■ **Given data**
------------------------------------------------
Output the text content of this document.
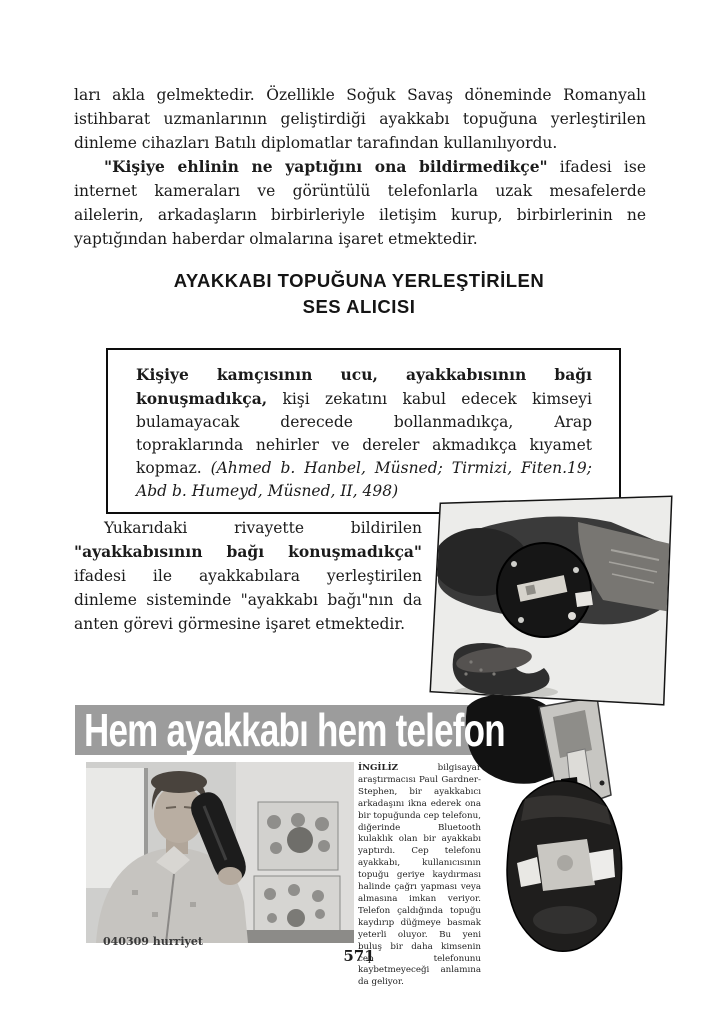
ları akla gelmektedir. Özellikle Soğuk Savaş döneminde Romanyalı istihbarat uzmanlarının geliştirdiği ayakkabı topuğuna yerleştirilen dinleme cihazları Batılı diplomatlar tarafından kullanılıyordu.

"Kişiye ehlinin ne yaptığını ona bildirmedikçe" ifadesi ise internet kameraları ve görüntülü telefonlarla uzak mesafelerde ailelerin, arkadaşların birbirleriyle iletişim kurup, birbirlerinin ne yaptığından haberdar olmalarına işaret etmektedir.

AYAKKABI TOPUĞUNA YERLEŞTİRİLEN
SES ALICISI

Kişiye kamçısının ucu, ayakkabısının bağı konuşmadıkça, kişi zekatını kabul edecek kimseyi bulamayacak derecede bollanmadıkça, Arap topraklarında nehirler ve dereler akmadıkça kıyamet kopmaz. (Ahmed b. Hanbel, Müsned; Tirmizi, Fiten.19; Abd b. Humeyd, Müsned, II, 498)

Yukarıdaki rivayette bildirilen "ayakkabısının bağı konuşmadıkça" ifadesi ile ayakkabılara yerleştirilen dinleme sisteminde "ayakkabı bağı"nın da anten görevi görmesine işaret etmektedir.

Hem ayakkabı hem telefon

İNGİLİZ bilgisayar araştırmacısı Paul Gardner-Stephen, bir ayakkabıcı arkadaşını ikna ederek ona bir topuğunda cep telefonu, diğerinde Bluetooth kulaklık olan bir ayakkabı yaptırdı. Cep telefonu ayakkabı, kullanıcısının topuğu geriye kaydırması halinde çağrı yapması veya almasına imkan veriyor. Telefon çaldığında topuğu kaydırıp düğmeye basmak yeterli oluyor. Bu yeni buluş bir daha kimsenin cep telefonunu kaybetmeyeceği anlamına da geliyor.

040309 hurriyet
571
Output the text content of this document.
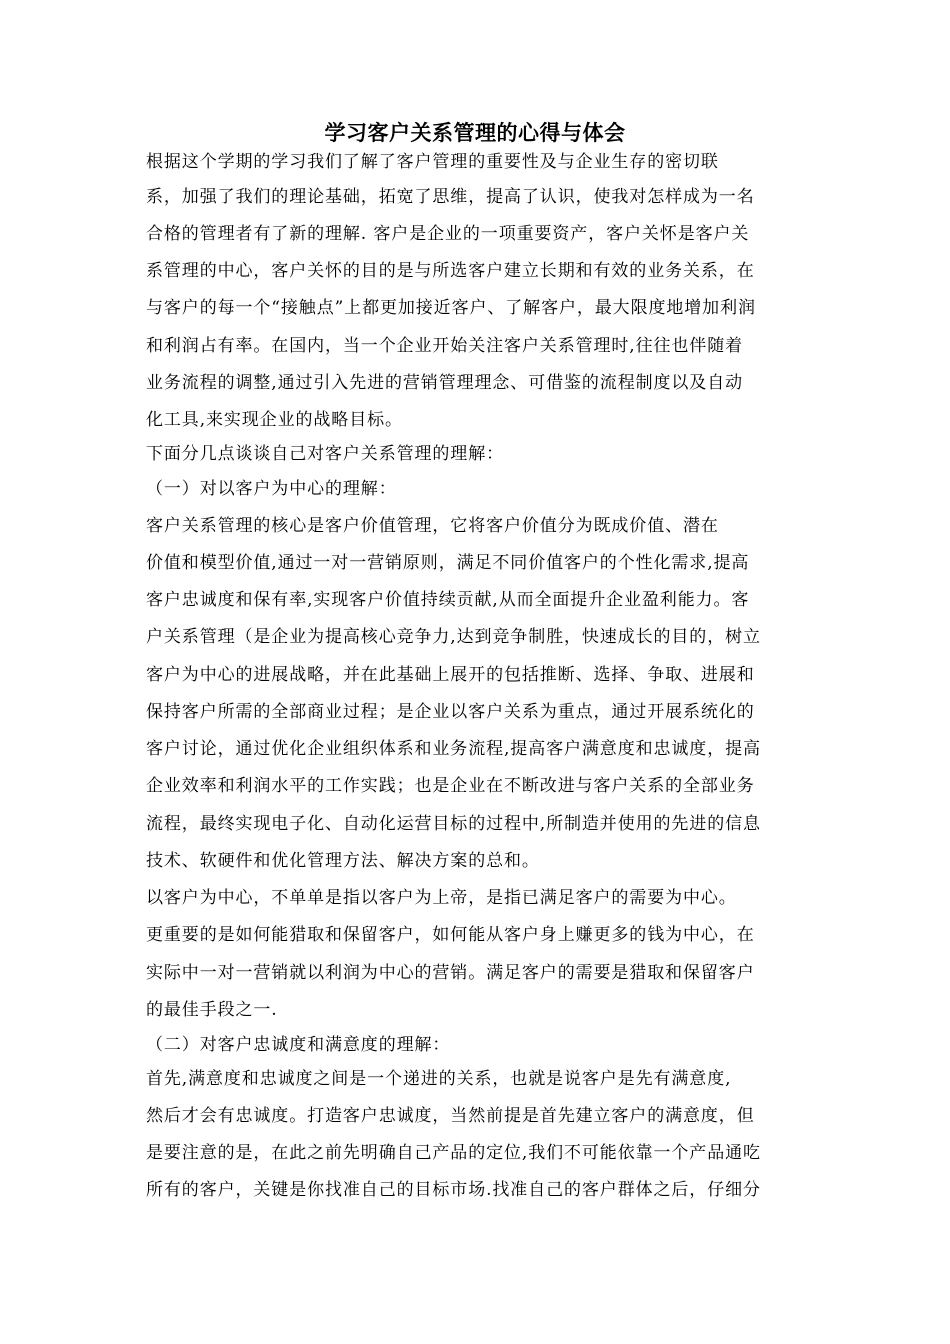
学习客户关系管理的心得与体会
根据这个学期的学习我们了解了客户管理的重要性及与企业生存的密切联
系，加强了我们的理论基础，拓宽了思维，提高了认识，使我对怎样成为一名
合格的管理者有了新的理解. 客户是企业的一项重要资产，客户关怀是客户关
系管理的中心，客户关怀的目的是与所选客户建立长期和有效的业务关系，在
与客户的每一个“接触点”上都更加接近客户、了解客户，最大限度地增加利润
和利润占有率。在国内，当一个企业开始关注客户关系管理时,往往也伴随着
业务流程的调整,通过引入先进的营销管理理念、可借鉴的流程制度以及自动
化工具,来实现企业的战略目标。
下面分几点谈谈自己对客户关系管理的理解：
（一）对以客户为中心的理解：
客户关系管理的核心是客户价值管理，它将客户价值分为既成价值、潜在
价值和模型价值,通过一对一营销原则，满足不同价值客户的个性化需求,提高
客户忠诚度和保有率,实现客户价值持续贡献,从而全面提升企业盈利能力。客
户关系管理（是企业为提高核心竞争力,达到竞争制胜，快速成长的目的，树立
客户为中心的进展战略，并在此基础上展开的包括推断、选择、争取、进展和
保持客户所需的全部商业过程；是企业以客户关系为重点，通过开展系统化的
客户讨论，通过优化企业组织体系和业务流程,提高客户满意度和忠诚度，提高
企业效率和利润水平的工作实践；也是企业在不断改进与客户关系的全部业务
流程，最终实现电子化、自动化运营目标的过程中,所制造并使用的先进的信息
技术、软硬件和优化管理方法、解决方案的总和。
以客户为中心，不单单是指以客户为上帝，是指已满足客户的需要为中心。
更重要的是如何能猎取和保留客户，如何能从客户身上赚更多的钱为中心，在
实际中一对一营销就以利润为中心的营销。满足客户的需要是猎取和保留客户
的最佳手段之一.
（二）对客户忠诚度和满意度的理解：
首先,满意度和忠诚度之间是一个递进的关系，也就是说客户是先有满意度,
然后才会有忠诚度。打造客户忠诚度，当然前提是首先建立客户的满意度，但
是要注意的是，在此之前先明确自己产品的定位,我们不可能依靠一个产品通吃
所有的客户，关键是你找准自己的目标市场.找准自己的客户群体之后，仔细分
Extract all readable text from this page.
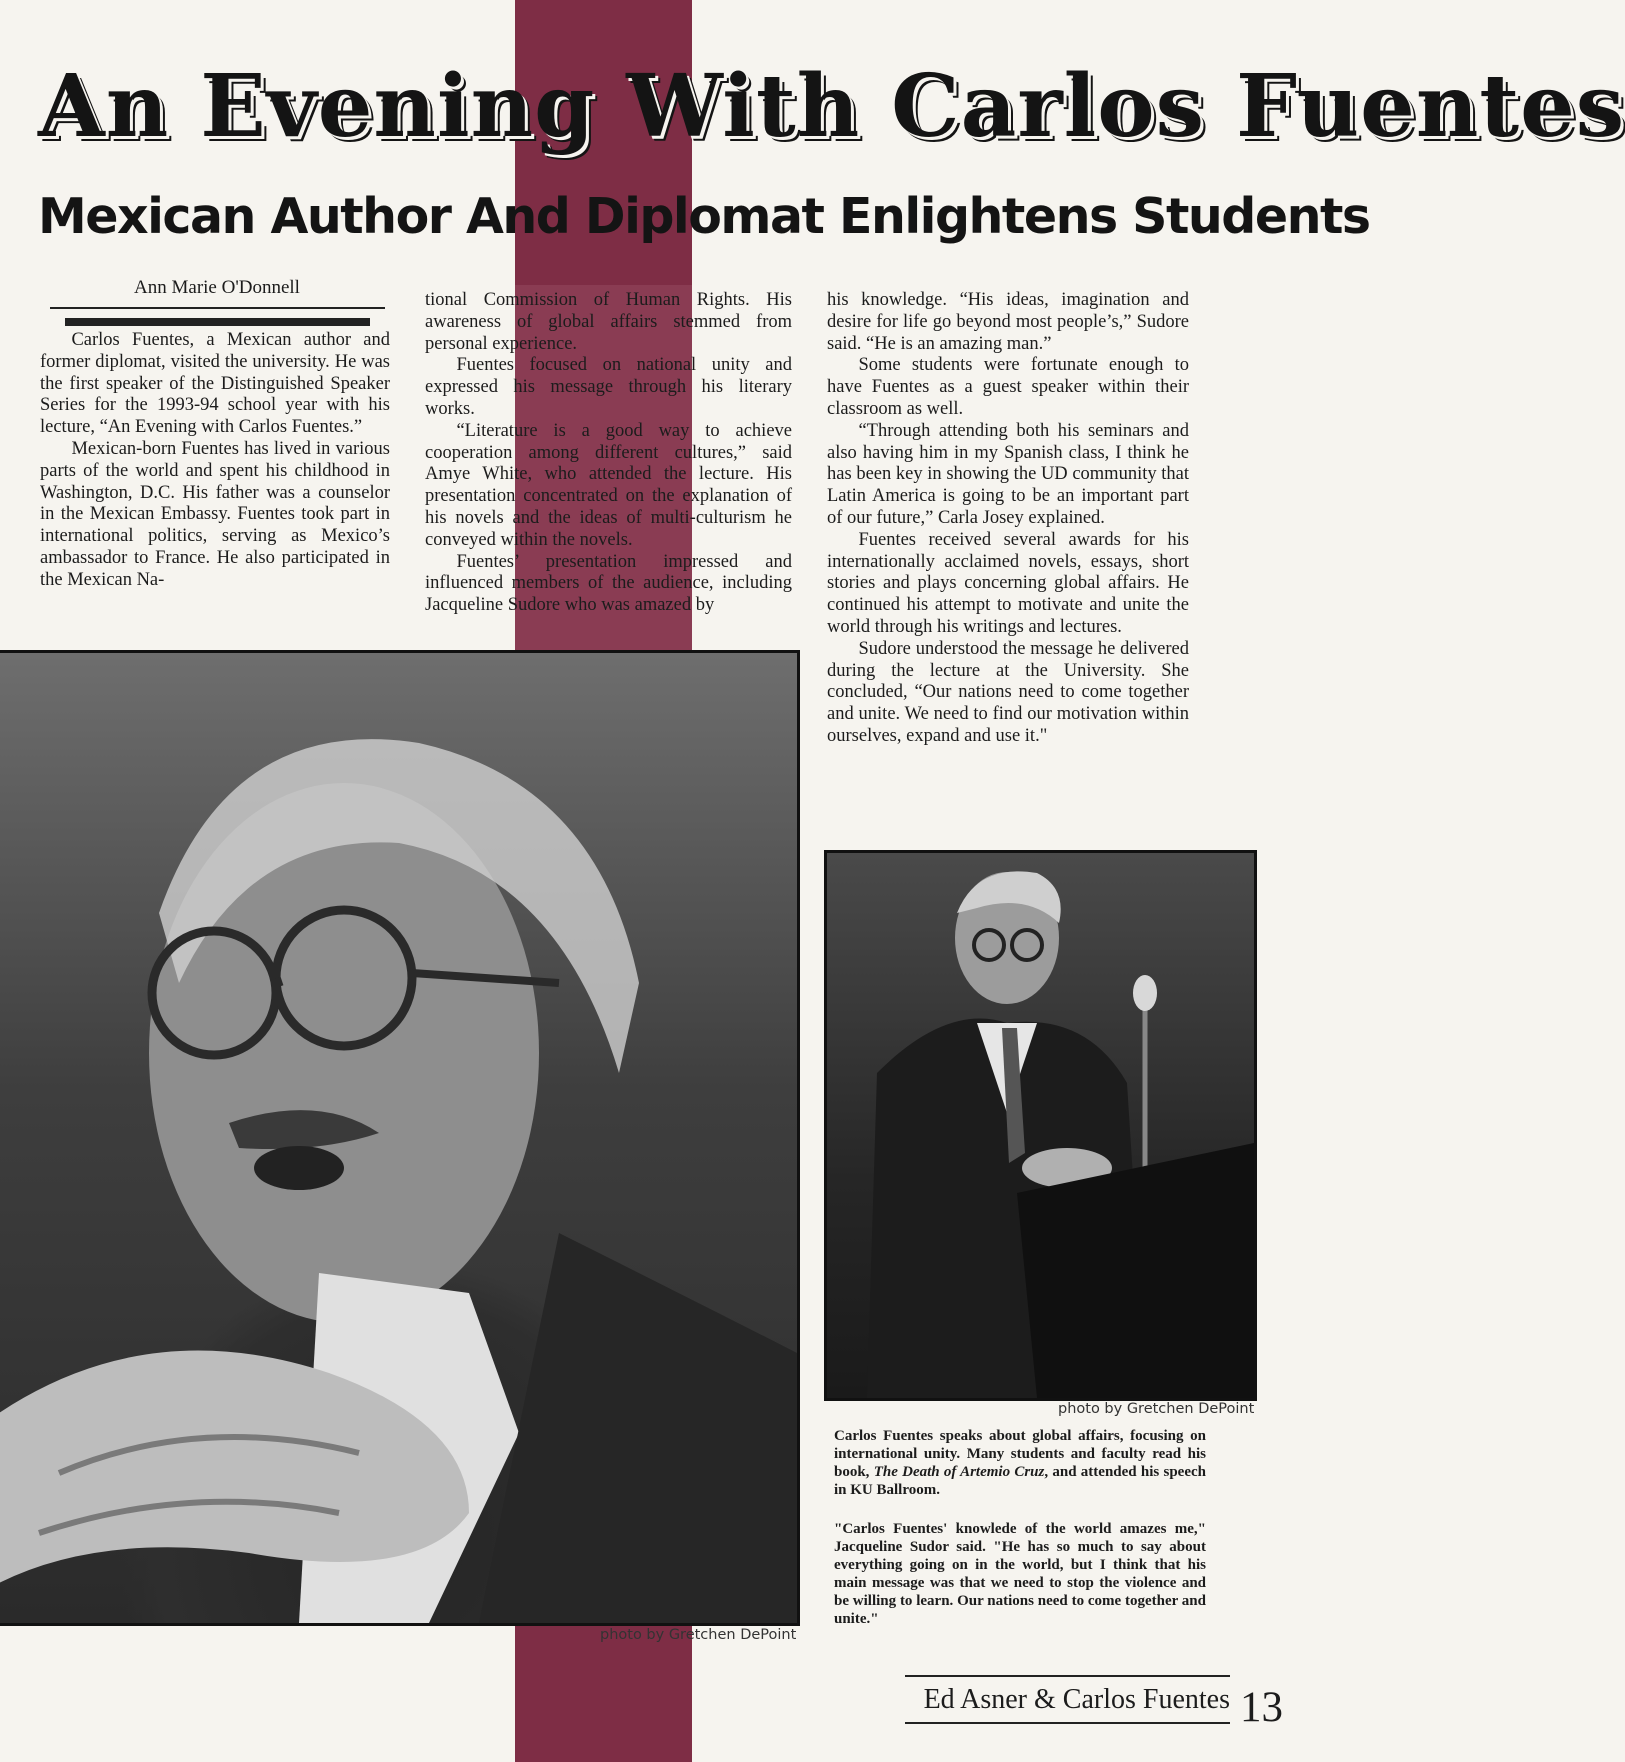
An Evening With Carlos Fuentes
Mexican Author And Diplomat Enlightens Students
Ann Marie O'Donnell

Carlos Fuentes, a Mexican author and former diplomat, visited the university. He was the first speaker of the Distinguished Speaker Series for the 1993-94 school year with his lecture, “An Evening with Carlos Fuentes.”

Mexican-born Fuentes has lived in various parts of the world and spent his childhood in Washington, D.C. His father was a counselor in the Mexican Embassy. Fuentes took part in international politics, serving as Mexico’s ambassador to France. He also participated in the Mexican Na-

tional Commission of Human Rights. His awareness of global affairs stemmed from personal experience.

Fuentes focused on national unity and expressed his message through his literary works.

“Literature is a good way to achieve cooperation among different cultures,” said Amye White, who attended the lecture. His presentation concentrated on the explanation of his novels and the ideas of multi-culturism he conveyed within the novels.

Fuentes’ presentation impressed and influenced members of the audience, including Jacqueline Sudore who was amazed by

his knowledge. “His ideas, imagination and desire for life go beyond most people’s,” Sudore said. “He is an amazing man.”

Some students were fortunate enough to have Fuentes as a guest speaker within their classroom as well.

“Through attending both his seminars and also having him in my Spanish class, I think he has been key in showing the UD community that Latin America is going to be an important part of our future,” Carla Josey explained.

Fuentes received several awards for his internationally acclaimed novels, essays, short stories and plays concerning global affairs. He continued his attempt to motivate and unite the world through his writings and lectures.

Sudore understood the message he delivered during the lecture at the University. She concluded, “Our nations need to come together and unite. We need to find our motivation within ourselves, expand and use it."

photo by Gretchen DePoint
photo by Gretchen DePoint

Carlos Fuentes speaks about global affairs, focusing on international unity. Many students and faculty read his book, The Death of Artemio Cruz, and attended his speech in KU Ballroom.

"Carlos Fuentes' knowlede of the world amazes me," Jacqueline Sudor said. "He has so much to say about everything going on in the world, but I think that his main message was that we need to stop the violence and be willing to learn. Our nations need to come together and unite."

Ed Asner & Carlos Fuentes 13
------------------------------------------------
■ **What the task asks**
Filter the records down to the lines that contain the string "need", and copy those lines.

■ **Output below**
Sudore understood the message he delivered during the lecture at the University. She concluded, “Our nations need to come together and unite. We need to find our motivation within ourselves, expand and use it."
"Carlos Fuentes' knowlede of the world amazes me," Jacqueline Sudor said. "He has so much to say about everything going on in the world, but I think that his main message was that we need to stop the violence and be willing to learn. Our nations need to come together and unite."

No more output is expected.